Directive:
Repeat the material below word for word and leave out all pictures.

Entries shown:
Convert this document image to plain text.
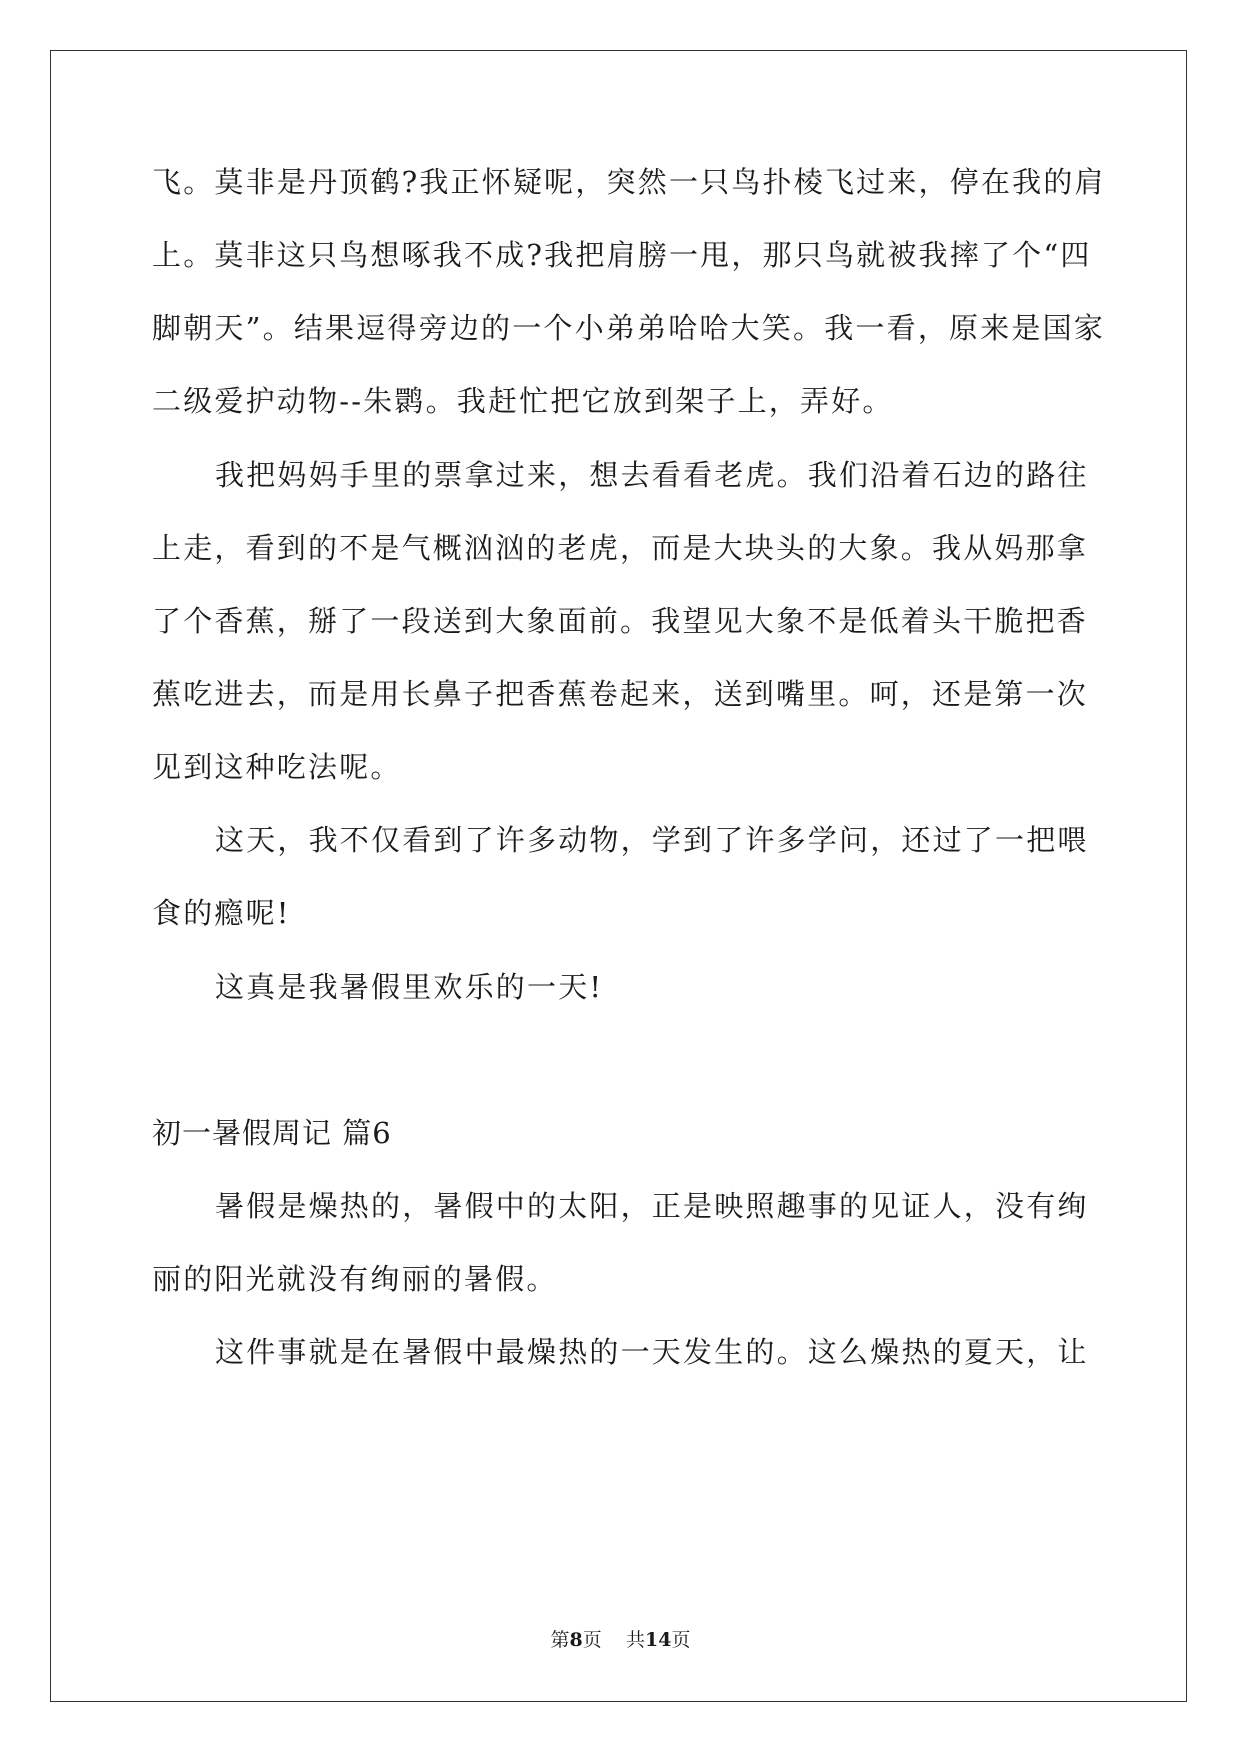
飞。莫非是丹顶鹤?我正怀疑呢，突然一只鸟扑棱飞过来，停在我的肩
上。莫非这只鸟想啄我不成?我把肩膀一甩，那只鸟就被我摔了个“四
脚朝天”。结果逗得旁边的一个小弟弟哈哈大笑。我一看，原来是国家
二级爱护动物--朱鹮。我赶忙把它放到架子上，弄好。
我把妈妈手里的票拿过来，想去看看老虎。我们沿着石边的路往
上走，看到的不是气概汹汹的老虎，而是大块头的大象。我从妈那拿
了个香蕉，掰了一段送到大象面前。我望见大象不是低着头干脆把香
蕉吃进去，而是用长鼻子把香蕉卷起来，送到嘴里。呵，还是第一次
见到这种吃法呢。
这天，我不仅看到了许多动物，学到了许多学问，还过了一把喂
食的瘾呢!
这真是我暑假里欢乐的一天!
初一暑假周记 篇6
暑假是燥热的，暑假中的太阳，正是映照趣事的见证人，没有绚
丽的阳光就没有绚丽的暑假。
这件事就是在暑假中最燥热的一天发生的。这么燥热的夏天，让
第8页 共14页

Exercise result:
Convert this document image to plain text.
飞。莫非是丹顶鹤?我正怀疑呢，突然一只鸟扑棱飞过来，停在我的肩
上。莫非这只鸟想啄我不成?我把肩膀一甩，那只鸟就被我摔了个“四
脚朝天”。结果逗得旁边的一个小弟弟哈哈大笑。我一看，原来是国家
二级爱护动物--朱鹮。我赶忙把它放到架子上，弄好。
我把妈妈手里的票拿过来，想去看看老虎。我们沿着石边的路往
上走，看到的不是气概汹汹的老虎，而是大块头的大象。我从妈那拿
了个香蕉，掰了一段送到大象面前。我望见大象不是低着头干脆把香
蕉吃进去，而是用长鼻子把香蕉卷起来，送到嘴里。呵，还是第一次
见到这种吃法呢。
这天，我不仅看到了许多动物，学到了许多学问，还过了一把喂
食的瘾呢!
这真是我暑假里欢乐的一天!
初一暑假周记 篇6
暑假是燥热的，暑假中的太阳，正是映照趣事的见证人，没有绚
丽的阳光就没有绚丽的暑假。
这件事就是在暑假中最燥热的一天发生的。这么燥热的夏天，让
第8页 共14页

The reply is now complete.